== TO DO ==
List all lines of the data containing the word "Commission".

[Extracts from a graphics dataset]
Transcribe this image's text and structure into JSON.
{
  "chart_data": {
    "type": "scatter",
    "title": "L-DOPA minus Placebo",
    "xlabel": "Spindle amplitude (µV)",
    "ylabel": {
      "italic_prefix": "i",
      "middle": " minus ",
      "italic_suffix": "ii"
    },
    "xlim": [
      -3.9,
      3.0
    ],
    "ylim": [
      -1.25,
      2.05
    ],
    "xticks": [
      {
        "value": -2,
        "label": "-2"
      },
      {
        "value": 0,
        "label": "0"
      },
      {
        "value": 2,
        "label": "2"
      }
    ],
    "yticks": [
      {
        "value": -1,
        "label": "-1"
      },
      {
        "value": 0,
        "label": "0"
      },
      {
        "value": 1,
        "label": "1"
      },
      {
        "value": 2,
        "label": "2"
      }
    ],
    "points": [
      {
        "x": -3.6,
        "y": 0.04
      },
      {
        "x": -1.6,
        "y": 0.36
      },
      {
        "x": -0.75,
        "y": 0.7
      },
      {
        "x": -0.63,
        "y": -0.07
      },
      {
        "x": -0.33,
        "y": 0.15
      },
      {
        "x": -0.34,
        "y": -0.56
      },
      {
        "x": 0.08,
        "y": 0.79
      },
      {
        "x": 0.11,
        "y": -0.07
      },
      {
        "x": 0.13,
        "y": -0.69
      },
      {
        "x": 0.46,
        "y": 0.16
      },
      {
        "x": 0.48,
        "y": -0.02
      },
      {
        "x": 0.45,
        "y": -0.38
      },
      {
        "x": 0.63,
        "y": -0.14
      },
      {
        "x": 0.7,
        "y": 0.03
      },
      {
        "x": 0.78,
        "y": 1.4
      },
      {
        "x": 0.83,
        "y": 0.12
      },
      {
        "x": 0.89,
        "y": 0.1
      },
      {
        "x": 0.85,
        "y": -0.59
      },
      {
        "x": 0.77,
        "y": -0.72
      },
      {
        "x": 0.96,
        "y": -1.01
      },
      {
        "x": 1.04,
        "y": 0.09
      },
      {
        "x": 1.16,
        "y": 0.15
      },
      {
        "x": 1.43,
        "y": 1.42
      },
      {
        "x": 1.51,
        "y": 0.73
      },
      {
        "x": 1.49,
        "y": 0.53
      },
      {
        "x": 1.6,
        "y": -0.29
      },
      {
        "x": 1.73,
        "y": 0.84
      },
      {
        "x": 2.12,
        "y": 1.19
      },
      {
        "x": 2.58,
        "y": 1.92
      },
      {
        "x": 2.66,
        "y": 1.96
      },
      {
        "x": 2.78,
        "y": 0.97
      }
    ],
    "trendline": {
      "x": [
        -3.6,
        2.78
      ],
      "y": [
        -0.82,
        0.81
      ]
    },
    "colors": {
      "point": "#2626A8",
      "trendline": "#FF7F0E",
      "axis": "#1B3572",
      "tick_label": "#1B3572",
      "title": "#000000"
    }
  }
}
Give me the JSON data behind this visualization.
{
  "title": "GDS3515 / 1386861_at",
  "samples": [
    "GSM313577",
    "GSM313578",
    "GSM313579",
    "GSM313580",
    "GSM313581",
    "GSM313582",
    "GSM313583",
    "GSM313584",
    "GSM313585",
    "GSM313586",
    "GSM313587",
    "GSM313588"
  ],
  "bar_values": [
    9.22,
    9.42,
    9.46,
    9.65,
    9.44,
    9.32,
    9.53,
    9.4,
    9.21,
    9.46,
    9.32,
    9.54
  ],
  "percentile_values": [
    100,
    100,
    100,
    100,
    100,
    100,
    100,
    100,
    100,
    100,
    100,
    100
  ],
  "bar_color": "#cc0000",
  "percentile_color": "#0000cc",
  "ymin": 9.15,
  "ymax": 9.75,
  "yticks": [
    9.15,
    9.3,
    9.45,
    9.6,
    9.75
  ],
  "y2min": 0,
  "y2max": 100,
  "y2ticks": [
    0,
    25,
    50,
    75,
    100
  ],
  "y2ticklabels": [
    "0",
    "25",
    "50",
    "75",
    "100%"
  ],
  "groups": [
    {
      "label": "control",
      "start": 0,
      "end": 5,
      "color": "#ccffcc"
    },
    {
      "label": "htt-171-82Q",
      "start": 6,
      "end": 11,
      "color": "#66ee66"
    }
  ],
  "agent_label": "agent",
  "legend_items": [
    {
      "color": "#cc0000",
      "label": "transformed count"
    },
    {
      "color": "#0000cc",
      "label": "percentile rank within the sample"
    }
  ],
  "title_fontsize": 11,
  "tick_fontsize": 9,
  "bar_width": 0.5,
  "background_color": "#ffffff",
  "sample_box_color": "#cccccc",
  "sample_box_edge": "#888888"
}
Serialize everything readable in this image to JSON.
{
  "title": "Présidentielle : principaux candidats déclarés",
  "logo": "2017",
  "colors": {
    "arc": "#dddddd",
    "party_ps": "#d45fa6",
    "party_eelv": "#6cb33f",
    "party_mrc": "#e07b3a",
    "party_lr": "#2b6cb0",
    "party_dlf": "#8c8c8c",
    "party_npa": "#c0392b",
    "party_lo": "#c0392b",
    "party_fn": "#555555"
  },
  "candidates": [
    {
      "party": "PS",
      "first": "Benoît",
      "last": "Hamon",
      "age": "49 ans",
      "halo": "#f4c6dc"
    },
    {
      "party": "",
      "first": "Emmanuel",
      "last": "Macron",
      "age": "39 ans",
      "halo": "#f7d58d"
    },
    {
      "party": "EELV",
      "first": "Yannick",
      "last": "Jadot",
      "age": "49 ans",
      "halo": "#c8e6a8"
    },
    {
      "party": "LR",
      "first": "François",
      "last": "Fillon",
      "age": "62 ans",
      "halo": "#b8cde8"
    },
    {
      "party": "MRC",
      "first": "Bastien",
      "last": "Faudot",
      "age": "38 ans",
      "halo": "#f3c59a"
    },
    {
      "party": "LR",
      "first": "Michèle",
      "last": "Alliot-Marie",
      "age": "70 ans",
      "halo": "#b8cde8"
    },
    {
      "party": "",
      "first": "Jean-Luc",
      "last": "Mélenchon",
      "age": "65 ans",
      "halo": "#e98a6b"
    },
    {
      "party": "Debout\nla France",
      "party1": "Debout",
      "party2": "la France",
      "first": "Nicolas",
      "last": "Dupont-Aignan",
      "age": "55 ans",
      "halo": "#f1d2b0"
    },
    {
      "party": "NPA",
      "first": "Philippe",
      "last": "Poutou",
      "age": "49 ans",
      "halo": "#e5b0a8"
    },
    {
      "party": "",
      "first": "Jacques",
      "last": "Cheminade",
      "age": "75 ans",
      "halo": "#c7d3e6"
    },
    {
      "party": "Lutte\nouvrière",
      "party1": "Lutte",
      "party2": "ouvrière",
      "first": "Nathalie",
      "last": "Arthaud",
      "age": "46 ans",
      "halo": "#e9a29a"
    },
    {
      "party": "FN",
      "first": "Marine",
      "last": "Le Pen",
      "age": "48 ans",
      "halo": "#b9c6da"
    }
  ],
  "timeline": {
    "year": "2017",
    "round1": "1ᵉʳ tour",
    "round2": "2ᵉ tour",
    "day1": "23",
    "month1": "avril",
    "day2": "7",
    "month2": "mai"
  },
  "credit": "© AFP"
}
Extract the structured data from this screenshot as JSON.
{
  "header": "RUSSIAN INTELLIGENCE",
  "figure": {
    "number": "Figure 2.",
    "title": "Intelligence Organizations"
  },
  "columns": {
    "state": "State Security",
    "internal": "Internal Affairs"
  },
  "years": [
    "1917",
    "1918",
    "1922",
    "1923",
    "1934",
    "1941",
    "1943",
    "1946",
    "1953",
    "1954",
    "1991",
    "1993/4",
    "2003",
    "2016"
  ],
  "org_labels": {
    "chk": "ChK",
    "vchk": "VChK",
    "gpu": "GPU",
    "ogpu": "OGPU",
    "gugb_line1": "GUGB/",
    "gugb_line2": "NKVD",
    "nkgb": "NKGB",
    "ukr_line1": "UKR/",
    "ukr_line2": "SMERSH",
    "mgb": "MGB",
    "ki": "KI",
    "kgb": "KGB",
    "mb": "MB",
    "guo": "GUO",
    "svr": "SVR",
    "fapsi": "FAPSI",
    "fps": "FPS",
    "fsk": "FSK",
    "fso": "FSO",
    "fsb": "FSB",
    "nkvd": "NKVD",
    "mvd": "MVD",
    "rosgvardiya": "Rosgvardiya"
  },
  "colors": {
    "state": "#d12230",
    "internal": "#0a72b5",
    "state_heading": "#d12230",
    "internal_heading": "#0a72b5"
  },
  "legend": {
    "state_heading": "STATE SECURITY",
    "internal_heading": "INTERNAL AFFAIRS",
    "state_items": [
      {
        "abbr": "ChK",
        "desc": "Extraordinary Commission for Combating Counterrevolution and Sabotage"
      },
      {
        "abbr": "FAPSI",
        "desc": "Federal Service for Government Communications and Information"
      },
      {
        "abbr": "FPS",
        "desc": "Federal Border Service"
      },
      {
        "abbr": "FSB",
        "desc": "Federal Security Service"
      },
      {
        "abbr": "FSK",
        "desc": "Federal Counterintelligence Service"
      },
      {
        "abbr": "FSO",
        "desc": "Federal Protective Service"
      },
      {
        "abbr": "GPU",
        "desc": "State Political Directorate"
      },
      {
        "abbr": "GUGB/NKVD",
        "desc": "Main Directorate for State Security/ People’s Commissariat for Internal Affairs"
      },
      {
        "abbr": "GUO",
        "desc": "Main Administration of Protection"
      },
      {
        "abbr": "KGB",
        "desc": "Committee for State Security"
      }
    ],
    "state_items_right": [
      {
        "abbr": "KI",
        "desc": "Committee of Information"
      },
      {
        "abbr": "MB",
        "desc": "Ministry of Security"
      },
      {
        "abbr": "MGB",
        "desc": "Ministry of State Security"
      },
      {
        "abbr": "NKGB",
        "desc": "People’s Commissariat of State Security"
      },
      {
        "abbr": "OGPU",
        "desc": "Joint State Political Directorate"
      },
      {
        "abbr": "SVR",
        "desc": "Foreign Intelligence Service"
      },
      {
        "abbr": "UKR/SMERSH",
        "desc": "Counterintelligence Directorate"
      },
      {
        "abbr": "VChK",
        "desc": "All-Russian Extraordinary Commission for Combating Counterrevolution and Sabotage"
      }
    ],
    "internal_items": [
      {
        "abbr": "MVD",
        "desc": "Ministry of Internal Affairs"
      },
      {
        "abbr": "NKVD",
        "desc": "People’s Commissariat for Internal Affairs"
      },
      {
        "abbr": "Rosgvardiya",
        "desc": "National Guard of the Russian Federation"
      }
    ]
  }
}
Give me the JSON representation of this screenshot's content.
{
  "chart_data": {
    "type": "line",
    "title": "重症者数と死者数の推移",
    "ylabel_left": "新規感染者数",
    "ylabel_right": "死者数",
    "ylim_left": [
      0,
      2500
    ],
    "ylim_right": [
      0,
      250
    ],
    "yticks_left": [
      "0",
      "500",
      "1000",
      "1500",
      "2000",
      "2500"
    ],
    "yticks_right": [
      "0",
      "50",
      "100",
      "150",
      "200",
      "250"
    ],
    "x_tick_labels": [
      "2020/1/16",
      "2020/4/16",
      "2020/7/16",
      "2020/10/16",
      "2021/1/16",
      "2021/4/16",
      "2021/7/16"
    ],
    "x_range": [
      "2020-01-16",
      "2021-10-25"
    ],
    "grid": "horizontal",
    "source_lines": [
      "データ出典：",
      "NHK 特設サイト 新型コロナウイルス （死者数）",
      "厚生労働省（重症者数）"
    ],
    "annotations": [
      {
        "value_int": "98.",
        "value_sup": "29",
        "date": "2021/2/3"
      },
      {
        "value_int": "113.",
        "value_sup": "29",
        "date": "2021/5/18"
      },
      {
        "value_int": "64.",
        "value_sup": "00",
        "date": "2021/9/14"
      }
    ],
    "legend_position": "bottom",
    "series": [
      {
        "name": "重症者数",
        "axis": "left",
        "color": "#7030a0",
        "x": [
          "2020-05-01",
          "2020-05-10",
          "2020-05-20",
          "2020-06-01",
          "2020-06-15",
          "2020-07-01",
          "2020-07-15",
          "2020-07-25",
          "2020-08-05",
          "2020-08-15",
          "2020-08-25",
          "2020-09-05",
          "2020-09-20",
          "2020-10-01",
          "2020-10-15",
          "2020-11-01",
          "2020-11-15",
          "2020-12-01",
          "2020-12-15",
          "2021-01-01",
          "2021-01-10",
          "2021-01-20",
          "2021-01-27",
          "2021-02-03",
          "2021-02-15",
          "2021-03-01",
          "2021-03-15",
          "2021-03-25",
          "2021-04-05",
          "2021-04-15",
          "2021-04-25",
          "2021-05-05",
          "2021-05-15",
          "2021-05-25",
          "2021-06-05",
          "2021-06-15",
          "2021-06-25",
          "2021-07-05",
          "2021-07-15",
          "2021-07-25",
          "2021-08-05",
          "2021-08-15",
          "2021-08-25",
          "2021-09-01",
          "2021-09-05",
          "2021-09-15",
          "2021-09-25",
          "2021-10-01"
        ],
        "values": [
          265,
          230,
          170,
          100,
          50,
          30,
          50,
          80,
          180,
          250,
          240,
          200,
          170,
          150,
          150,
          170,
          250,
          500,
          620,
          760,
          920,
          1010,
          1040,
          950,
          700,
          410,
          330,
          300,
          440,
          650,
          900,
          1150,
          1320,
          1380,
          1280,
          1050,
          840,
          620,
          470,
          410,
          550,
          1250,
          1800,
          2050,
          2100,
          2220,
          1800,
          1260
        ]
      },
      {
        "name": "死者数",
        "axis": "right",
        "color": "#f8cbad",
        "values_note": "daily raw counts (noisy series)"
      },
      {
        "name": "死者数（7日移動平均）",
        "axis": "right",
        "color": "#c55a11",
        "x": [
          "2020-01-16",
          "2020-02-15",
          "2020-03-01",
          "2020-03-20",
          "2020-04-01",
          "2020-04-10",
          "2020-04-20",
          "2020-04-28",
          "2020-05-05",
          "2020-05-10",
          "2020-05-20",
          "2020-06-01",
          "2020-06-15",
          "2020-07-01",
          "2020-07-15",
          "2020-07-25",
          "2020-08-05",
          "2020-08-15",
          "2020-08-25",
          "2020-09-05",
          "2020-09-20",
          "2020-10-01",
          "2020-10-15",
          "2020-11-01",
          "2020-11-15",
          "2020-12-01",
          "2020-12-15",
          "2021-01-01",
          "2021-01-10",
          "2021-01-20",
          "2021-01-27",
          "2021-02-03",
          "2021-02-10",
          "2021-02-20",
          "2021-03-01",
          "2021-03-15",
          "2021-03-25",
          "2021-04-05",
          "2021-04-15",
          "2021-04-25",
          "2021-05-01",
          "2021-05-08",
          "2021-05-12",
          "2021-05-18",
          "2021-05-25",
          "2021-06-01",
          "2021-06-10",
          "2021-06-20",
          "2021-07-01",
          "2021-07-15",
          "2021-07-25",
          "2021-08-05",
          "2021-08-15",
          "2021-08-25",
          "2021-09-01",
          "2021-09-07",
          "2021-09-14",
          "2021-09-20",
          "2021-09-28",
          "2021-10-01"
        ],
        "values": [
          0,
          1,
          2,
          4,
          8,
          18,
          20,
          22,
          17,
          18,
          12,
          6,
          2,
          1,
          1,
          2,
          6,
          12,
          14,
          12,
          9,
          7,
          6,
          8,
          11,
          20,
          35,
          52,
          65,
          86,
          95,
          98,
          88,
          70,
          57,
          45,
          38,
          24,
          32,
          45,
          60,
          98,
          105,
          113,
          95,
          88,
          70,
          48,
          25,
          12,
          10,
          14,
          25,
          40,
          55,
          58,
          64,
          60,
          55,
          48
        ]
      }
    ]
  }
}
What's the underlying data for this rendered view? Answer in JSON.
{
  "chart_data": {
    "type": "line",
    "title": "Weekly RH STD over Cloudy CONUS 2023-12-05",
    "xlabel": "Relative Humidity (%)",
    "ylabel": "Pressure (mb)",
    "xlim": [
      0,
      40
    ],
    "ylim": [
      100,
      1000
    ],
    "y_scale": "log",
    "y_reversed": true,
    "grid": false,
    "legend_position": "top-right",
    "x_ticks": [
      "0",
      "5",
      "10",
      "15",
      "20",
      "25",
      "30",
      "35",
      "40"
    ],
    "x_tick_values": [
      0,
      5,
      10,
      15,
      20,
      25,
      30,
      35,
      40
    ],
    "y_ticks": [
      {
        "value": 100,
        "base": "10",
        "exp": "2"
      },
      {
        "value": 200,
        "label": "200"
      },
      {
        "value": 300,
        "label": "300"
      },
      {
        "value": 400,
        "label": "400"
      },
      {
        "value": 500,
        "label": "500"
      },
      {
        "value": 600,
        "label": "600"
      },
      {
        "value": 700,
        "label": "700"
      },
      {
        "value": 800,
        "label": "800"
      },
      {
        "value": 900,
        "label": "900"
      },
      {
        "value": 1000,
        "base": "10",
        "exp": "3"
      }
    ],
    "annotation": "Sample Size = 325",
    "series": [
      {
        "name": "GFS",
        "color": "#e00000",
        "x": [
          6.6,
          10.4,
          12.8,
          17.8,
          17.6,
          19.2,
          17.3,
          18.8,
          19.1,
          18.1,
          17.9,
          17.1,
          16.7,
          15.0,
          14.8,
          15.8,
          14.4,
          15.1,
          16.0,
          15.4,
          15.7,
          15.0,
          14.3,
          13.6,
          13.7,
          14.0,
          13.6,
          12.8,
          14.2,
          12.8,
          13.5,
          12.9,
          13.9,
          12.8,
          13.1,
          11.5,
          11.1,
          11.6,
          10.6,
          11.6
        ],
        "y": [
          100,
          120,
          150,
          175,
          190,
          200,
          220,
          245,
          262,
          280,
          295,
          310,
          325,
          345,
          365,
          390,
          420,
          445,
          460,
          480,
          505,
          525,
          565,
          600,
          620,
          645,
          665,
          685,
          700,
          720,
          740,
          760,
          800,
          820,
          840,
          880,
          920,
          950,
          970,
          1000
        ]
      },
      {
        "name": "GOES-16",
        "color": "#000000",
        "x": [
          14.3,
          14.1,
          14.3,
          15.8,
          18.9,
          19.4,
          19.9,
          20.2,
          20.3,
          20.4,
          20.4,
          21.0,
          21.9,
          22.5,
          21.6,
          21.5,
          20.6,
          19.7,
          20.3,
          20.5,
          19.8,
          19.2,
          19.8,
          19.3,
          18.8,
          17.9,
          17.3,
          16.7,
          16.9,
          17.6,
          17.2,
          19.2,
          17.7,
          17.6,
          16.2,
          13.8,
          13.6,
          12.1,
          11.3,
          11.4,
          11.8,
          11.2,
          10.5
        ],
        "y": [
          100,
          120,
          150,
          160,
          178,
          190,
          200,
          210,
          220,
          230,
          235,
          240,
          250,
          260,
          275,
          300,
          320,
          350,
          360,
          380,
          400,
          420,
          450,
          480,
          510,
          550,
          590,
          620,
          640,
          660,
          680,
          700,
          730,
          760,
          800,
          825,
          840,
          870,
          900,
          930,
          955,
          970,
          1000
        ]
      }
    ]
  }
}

== COMPLETED EXERCISE ==
        "desc": "Extraordinary Commission for Combating Counterrevolution and Sabotage"
        "desc": "All-Russian Extraordinary Commission for Combating Counterrevolution and Sabotage"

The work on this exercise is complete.